**Set problem:** Transcribe the whole listing below without changing a word, but leave out every image.

**Information shown:**
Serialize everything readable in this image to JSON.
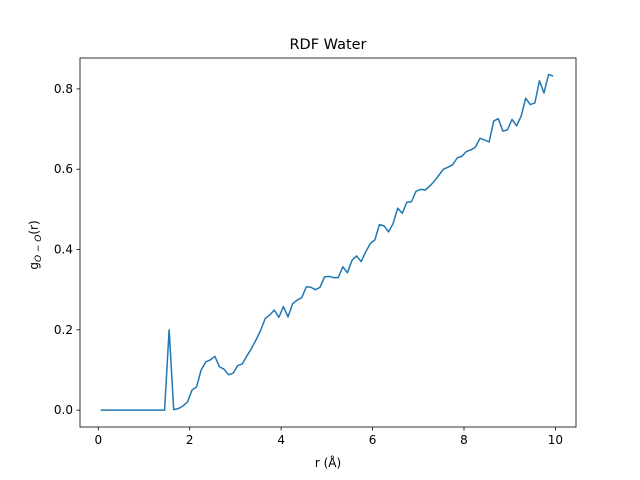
{
  "chart_data": {
    "type": "line",
    "title": "RDF Water",
    "xlabel": "r (Å)",
    "ylabel": {
      "main": "g",
      "subscript": "O − O",
      "suffix": "(r)"
    },
    "xlim": [
      -0.4,
      10.45
    ],
    "ylim": [
      -0.042,
      0.877
    ],
    "xticks": [
      0,
      2,
      4,
      6,
      8,
      10
    ],
    "xtick_labels": [
      "0",
      "2",
      "4",
      "6",
      "8",
      "10"
    ],
    "yticks": [
      0.0,
      0.2,
      0.4,
      0.6,
      0.8
    ],
    "ytick_labels": [
      "0.0",
      "0.2",
      "0.4",
      "0.6",
      "0.8"
    ],
    "grid": false,
    "color": "#1f77b4",
    "series": [
      {
        "x": [
          0.05,
          0.15,
          0.25,
          0.35,
          0.45,
          0.55,
          0.65,
          0.75,
          0.85,
          0.95,
          1.05,
          1.15,
          1.25,
          1.35,
          1.45,
          1.55,
          1.65,
          1.75,
          1.85,
          1.95,
          2.05,
          2.15,
          2.25,
          2.35,
          2.45,
          2.55,
          2.65,
          2.75,
          2.85,
          2.95,
          3.05,
          3.15,
          3.25,
          3.35,
          3.45,
          3.55,
          3.65,
          3.75,
          3.85,
          3.95,
          4.05,
          4.15,
          4.25,
          4.35,
          4.45,
          4.55,
          4.65,
          4.75,
          4.85,
          4.95,
          5.05,
          5.15,
          5.25,
          5.35,
          5.45,
          5.55,
          5.65,
          5.75,
          5.85,
          5.95,
          6.05,
          6.15,
          6.25,
          6.35,
          6.45,
          6.55,
          6.65,
          6.75,
          6.85,
          6.95,
          7.05,
          7.15,
          7.25,
          7.35,
          7.45,
          7.55,
          7.65,
          7.75,
          7.85,
          7.95,
          8.05,
          8.15,
          8.25,
          8.35,
          8.45,
          8.55,
          8.65,
          8.75,
          8.85,
          8.95,
          9.05,
          9.15,
          9.25,
          9.35,
          9.45,
          9.55,
          9.65,
          9.75,
          9.85,
          9.95
        ],
        "values": [
          0,
          0,
          0,
          0,
          0,
          0,
          0,
          0,
          0,
          0,
          0,
          0,
          0,
          0,
          0,
          0.2,
          0.001,
          0.004,
          0.01,
          0.02,
          0.05,
          0.058,
          0.1,
          0.12,
          0.125,
          0.134,
          0.108,
          0.102,
          0.088,
          0.092,
          0.111,
          0.115,
          0.135,
          0.153,
          0.175,
          0.198,
          0.228,
          0.237,
          0.249,
          0.231,
          0.258,
          0.232,
          0.265,
          0.274,
          0.28,
          0.307,
          0.306,
          0.3,
          0.306,
          0.332,
          0.333,
          0.33,
          0.33,
          0.357,
          0.342,
          0.373,
          0.384,
          0.37,
          0.394,
          0.415,
          0.424,
          0.462,
          0.459,
          0.444,
          0.465,
          0.503,
          0.49,
          0.518,
          0.519,
          0.545,
          0.55,
          0.548,
          0.558,
          0.57,
          0.585,
          0.6,
          0.605,
          0.611,
          0.628,
          0.632,
          0.644,
          0.648,
          0.655,
          0.677,
          0.673,
          0.668,
          0.72,
          0.726,
          0.695,
          0.698,
          0.724,
          0.708,
          0.732,
          0.777,
          0.761,
          0.765,
          0.82,
          0.79,
          0.836,
          0.832
        ]
      }
    ]
  }
}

**Expected answer:**
Serialize everything readable in this image to JSON.
{
  "chart_data": {
    "type": "line",
    "title": "RDF Water",
    "xlabel": "r (Å)",
    "ylabel": {
      "main": "g",
      "subscript": "O − O",
      "suffix": "(r)"
    },
    "xlim": [
      -0.4,
      10.45
    ],
    "ylim": [
      -0.042,
      0.877
    ],
    "xticks": [
      0,
      2,
      4,
      6,
      8,
      10
    ],
    "xtick_labels": [
      "0",
      "2",
      "4",
      "6",
      "8",
      "10"
    ],
    "yticks": [
      0.0,
      0.2,
      0.4,
      0.6,
      0.8
    ],
    "ytick_labels": [
      "0.0",
      "0.2",
      "0.4",
      "0.6",
      "0.8"
    ],
    "grid": false,
    "color": "#1f77b4",
    "series": [
      {
        "x": [
          0.05,
          0.15,
          0.25,
          0.35,
          0.45,
          0.55,
          0.65,
          0.75,
          0.85,
          0.95,
          1.05,
          1.15,
          1.25,
          1.35,
          1.45,
          1.55,
          1.65,
          1.75,
          1.85,
          1.95,
          2.05,
          2.15,
          2.25,
          2.35,
          2.45,
          2.55,
          2.65,
          2.75,
          2.85,
          2.95,
          3.05,
          3.15,
          3.25,
          3.35,
          3.45,
          3.55,
          3.65,
          3.75,
          3.85,
          3.95,
          4.05,
          4.15,
          4.25,
          4.35,
          4.45,
          4.55,
          4.65,
          4.75,
          4.85,
          4.95,
          5.05,
          5.15,
          5.25,
          5.35,
          5.45,
          5.55,
          5.65,
          5.75,
          5.85,
          5.95,
          6.05,
          6.15,
          6.25,
          6.35,
          6.45,
          6.55,
          6.65,
          6.75,
          6.85,
          6.95,
          7.05,
          7.15,
          7.25,
          7.35,
          7.45,
          7.55,
          7.65,
          7.75,
          7.85,
          7.95,
          8.05,
          8.15,
          8.25,
          8.35,
          8.45,
          8.55,
          8.65,
          8.75,
          8.85,
          8.95,
          9.05,
          9.15,
          9.25,
          9.35,
          9.45,
          9.55,
          9.65,
          9.75,
          9.85,
          9.95
        ],
        "values": [
          0,
          0,
          0,
          0,
          0,
          0,
          0,
          0,
          0,
          0,
          0,
          0,
          0,
          0,
          0,
          0.2,
          0.001,
          0.004,
          0.01,
          0.02,
          0.05,
          0.058,
          0.1,
          0.12,
          0.125,
          0.134,
          0.108,
          0.102,
          0.088,
          0.092,
          0.111,
          0.115,
          0.135,
          0.153,
          0.175,
          0.198,
          0.228,
          0.237,
          0.249,
          0.231,
          0.258,
          0.232,
          0.265,
          0.274,
          0.28,
          0.307,
          0.306,
          0.3,
          0.306,
          0.332,
          0.333,
          0.33,
          0.33,
          0.357,
          0.342,
          0.373,
          0.384,
          0.37,
          0.394,
          0.415,
          0.424,
          0.462,
          0.459,
          0.444,
          0.465,
          0.503,
          0.49,
          0.518,
          0.519,
          0.545,
          0.55,
          0.548,
          0.558,
          0.57,
          0.585,
          0.6,
          0.605,
          0.611,
          0.628,
          0.632,
          0.644,
          0.648,
          0.655,
          0.677,
          0.673,
          0.668,
          0.72,
          0.726,
          0.695,
          0.698,
          0.724,
          0.708,
          0.732,
          0.777,
          0.761,
          0.765,
          0.82,
          0.79,
          0.836,
          0.832
        ]
      }
    ]
  }
}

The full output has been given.